-- Begin --
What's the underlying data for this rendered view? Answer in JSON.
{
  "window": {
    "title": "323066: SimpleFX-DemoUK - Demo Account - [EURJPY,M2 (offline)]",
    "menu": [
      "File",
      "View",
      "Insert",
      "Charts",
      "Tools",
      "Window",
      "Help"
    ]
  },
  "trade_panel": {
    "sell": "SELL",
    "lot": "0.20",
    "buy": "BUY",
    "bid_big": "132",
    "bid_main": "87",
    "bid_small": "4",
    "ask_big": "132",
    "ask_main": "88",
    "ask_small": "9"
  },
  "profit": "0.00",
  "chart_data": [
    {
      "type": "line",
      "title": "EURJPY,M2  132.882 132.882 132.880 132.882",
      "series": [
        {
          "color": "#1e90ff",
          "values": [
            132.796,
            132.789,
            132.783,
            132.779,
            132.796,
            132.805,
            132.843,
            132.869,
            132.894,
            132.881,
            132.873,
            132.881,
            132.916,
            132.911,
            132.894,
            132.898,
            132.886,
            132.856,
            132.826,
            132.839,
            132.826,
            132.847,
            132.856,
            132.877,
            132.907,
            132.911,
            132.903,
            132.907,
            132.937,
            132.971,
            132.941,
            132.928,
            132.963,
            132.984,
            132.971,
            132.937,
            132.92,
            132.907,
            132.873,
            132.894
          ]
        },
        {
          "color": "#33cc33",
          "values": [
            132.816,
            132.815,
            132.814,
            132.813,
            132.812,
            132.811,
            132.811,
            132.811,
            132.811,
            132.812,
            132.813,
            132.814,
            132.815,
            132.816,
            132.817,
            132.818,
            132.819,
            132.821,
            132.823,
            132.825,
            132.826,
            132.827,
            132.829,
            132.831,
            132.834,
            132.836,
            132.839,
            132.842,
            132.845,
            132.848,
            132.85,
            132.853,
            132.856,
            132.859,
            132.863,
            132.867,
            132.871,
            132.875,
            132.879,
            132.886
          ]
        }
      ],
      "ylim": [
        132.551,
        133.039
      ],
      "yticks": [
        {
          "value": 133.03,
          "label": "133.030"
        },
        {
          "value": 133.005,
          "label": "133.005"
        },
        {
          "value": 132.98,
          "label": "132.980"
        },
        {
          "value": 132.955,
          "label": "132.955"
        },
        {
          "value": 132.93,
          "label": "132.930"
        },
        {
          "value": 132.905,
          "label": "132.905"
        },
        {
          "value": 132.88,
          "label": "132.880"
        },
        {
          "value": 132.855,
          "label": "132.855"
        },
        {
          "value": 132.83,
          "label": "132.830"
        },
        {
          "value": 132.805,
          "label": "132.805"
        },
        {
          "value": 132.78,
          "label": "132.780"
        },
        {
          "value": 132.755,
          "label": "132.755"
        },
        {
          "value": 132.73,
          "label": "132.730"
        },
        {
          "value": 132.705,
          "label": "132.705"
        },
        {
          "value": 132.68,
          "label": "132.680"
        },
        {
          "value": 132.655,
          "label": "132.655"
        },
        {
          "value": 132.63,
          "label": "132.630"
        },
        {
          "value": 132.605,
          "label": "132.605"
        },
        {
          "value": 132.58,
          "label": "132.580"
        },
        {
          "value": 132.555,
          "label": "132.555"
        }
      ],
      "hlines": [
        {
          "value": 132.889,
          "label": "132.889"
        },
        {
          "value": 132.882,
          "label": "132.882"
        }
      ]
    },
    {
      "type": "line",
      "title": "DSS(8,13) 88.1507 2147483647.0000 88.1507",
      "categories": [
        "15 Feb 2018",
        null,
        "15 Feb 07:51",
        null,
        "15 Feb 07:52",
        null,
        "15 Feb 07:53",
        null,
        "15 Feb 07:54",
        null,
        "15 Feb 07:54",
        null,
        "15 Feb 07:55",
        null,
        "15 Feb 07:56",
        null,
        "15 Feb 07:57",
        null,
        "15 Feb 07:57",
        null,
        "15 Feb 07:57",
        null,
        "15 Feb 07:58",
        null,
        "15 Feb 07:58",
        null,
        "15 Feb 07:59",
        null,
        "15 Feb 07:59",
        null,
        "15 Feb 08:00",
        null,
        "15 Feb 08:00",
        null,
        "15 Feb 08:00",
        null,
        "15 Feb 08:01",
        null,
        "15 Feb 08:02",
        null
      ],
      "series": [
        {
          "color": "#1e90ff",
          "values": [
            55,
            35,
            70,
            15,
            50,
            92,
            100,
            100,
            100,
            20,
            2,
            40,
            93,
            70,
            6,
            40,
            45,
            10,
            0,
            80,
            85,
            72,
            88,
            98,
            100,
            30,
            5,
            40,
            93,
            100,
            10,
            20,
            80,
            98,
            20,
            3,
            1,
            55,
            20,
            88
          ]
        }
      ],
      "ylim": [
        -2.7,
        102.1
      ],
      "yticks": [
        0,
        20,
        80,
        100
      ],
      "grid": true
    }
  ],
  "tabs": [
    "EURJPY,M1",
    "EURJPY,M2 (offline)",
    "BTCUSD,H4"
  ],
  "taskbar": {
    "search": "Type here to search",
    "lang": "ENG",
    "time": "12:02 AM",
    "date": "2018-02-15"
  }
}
-- End --
● **INSTRUCTIONS TO FOLLOW**: Scan the material above. Copy each line where "title" occurs.

● **TASK RESPONSE**:
    "title": "323066: SimpleFX-DemoUK - Demo Account - [EURJPY,M2 (offline)]",
      "title": "EURJPY,M2  132.882 132.882 132.880 132.882",
      "title": "DSS(8,13) 88.1507 2147483647.0000 88.1507",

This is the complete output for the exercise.